Copy out the material below word for word, leaving out the pictures.

━━━ INFORMATION PROVIDED

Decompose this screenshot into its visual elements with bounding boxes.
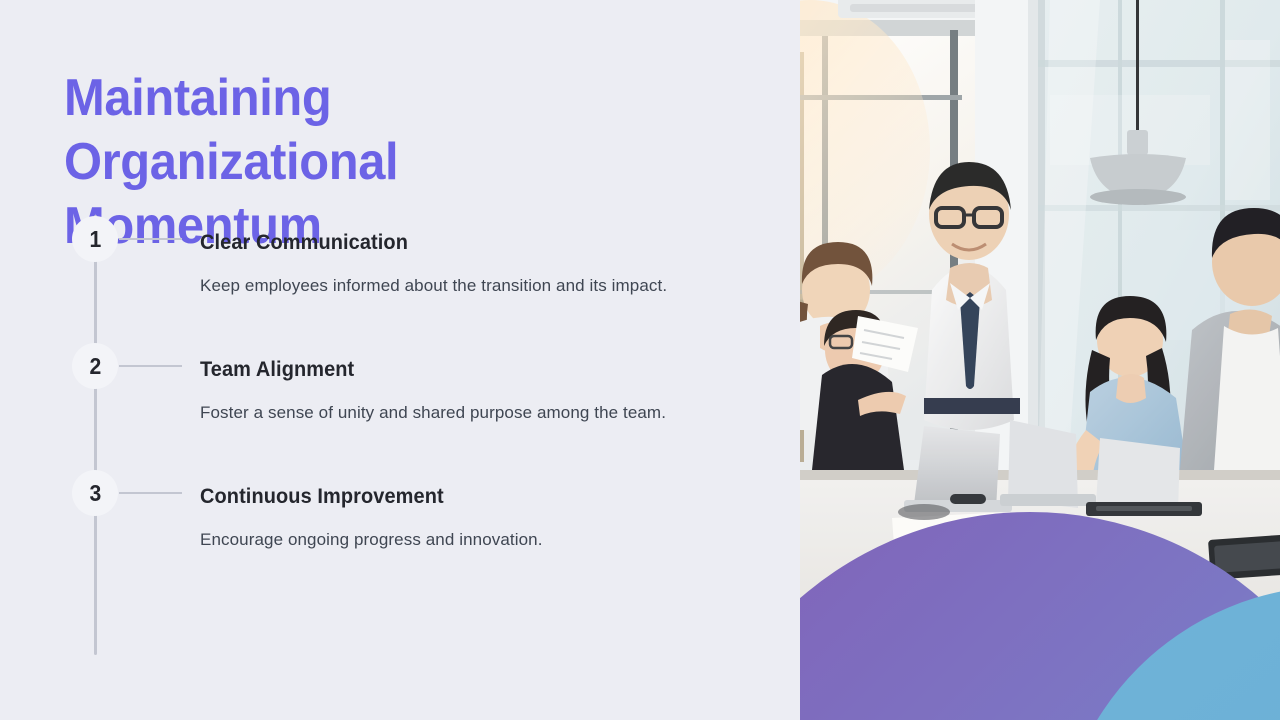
step-number-badge: 3 [72, 470, 118, 516]
step-heading: Clear Communication [200, 230, 736, 256]
step-description: Encourage ongoing progress and innovatio… [200, 524, 724, 555]
timeline-list: 1 Clear Communication Keep employees inf… [64, 212, 764, 555]
step-connector-line [119, 492, 182, 494]
step-description: Foster a sense of unity and shared purpo… [200, 397, 724, 428]
step-number-label: 3 [89, 482, 101, 505]
content-panel: Maintaining Organizational Momentum 1 Cl… [0, 0, 800, 720]
list-item[interactable]: 3 Continuous Improvement Encourage ongoi… [64, 484, 764, 555]
step-heading: Team Alignment [200, 357, 736, 383]
step-number-label: 2 [89, 355, 101, 378]
list-item[interactable]: 1 Clear Communication Keep employees inf… [64, 230, 764, 301]
list-item[interactable]: 2 Team Alignment Foster a sense of unity… [64, 357, 764, 428]
slide: Maintaining Organizational Momentum 1 Cl… [0, 0, 1280, 720]
step-number-badge: 1 [72, 216, 118, 262]
step-connector-line [119, 238, 182, 240]
step-connector-line [119, 365, 182, 367]
media-panel [800, 0, 1280, 720]
step-description: Keep employees informed about the transi… [200, 270, 724, 301]
step-heading: Continuous Improvement [200, 484, 736, 510]
step-number-badge: 2 [72, 343, 118, 389]
step-number-label: 1 [89, 228, 101, 251]
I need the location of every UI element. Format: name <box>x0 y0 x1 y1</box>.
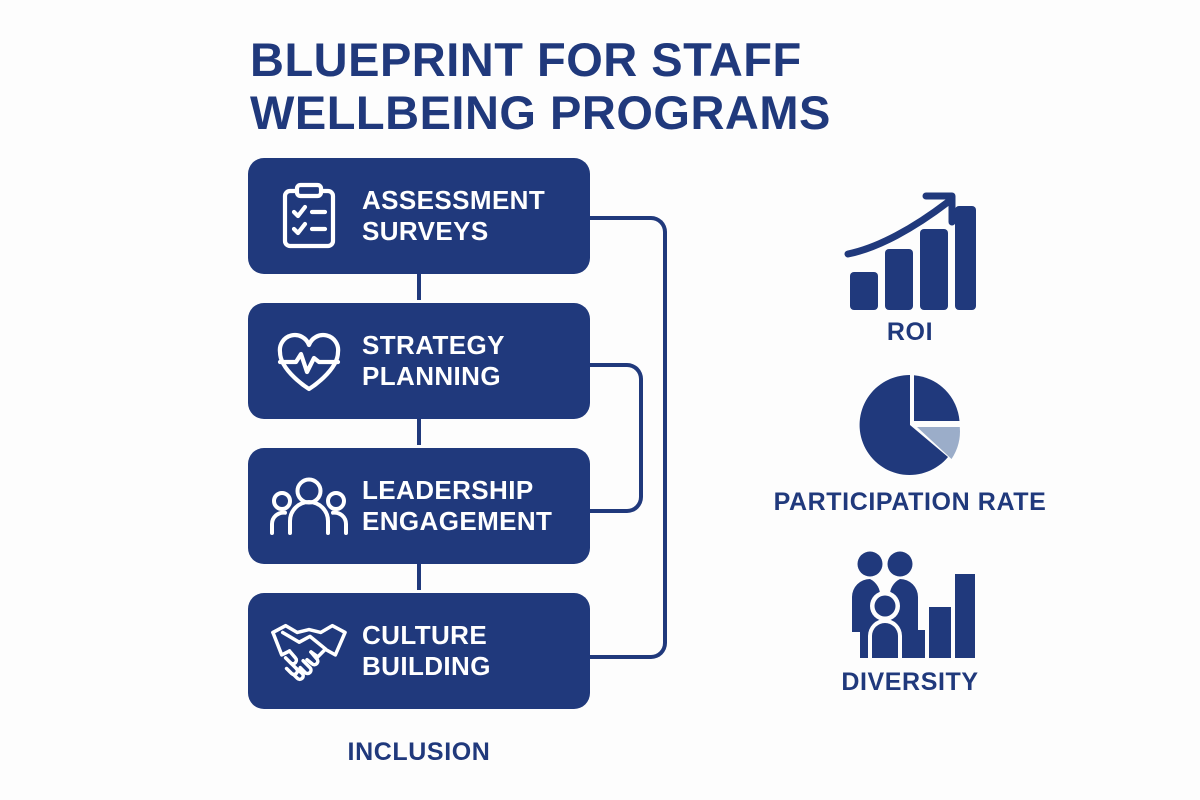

━━━━━━

• _FINAL ANSWER_
Decompose this screenshot into its visual elements with bounding boxes.
step-number-badge: 3 [72, 470, 118, 516]
step-heading: Clear Communication [200, 230, 736, 256]
step-description: Encourage ongoing progress and innovatio… [200, 524, 724, 555]
timeline-list: 1 Clear Communication Keep employees inf… [64, 212, 764, 555]
step-connector-line [119, 492, 182, 494]
step-description: Foster a sense of unity and shared purpo… [200, 397, 724, 428]
step-number-label: 3 [89, 482, 101, 505]
content-panel: Maintaining Organizational Momentum 1 Cl… [0, 0, 800, 720]
list-item[interactable]: 3 Continuous Improvement Encourage ongoi… [64, 484, 764, 555]
step-heading: Team Alignment [200, 357, 736, 383]
step-number-label: 2 [89, 355, 101, 378]
list-item[interactable]: 1 Clear Communication Keep employees inf… [64, 230, 764, 301]
list-item[interactable]: 2 Team Alignment Foster a sense of unity… [64, 357, 764, 428]
slide: Maintaining Organizational Momentum 1 Cl… [0, 0, 1280, 720]
step-number-badge: 1 [72, 216, 118, 262]
step-connector-line [119, 238, 182, 240]
step-connector-line [119, 365, 182, 367]
media-panel [800, 0, 1280, 720]
step-description: Keep employees informed about the transi… [200, 270, 724, 301]
step-heading: Continuous Improvement [200, 484, 736, 510]
step-number-badge: 2 [72, 343, 118, 389]
step-number-label: 1 [89, 228, 101, 251]
I need the location of every UI element. Format: name <box>x0 y0 x1 y1</box>.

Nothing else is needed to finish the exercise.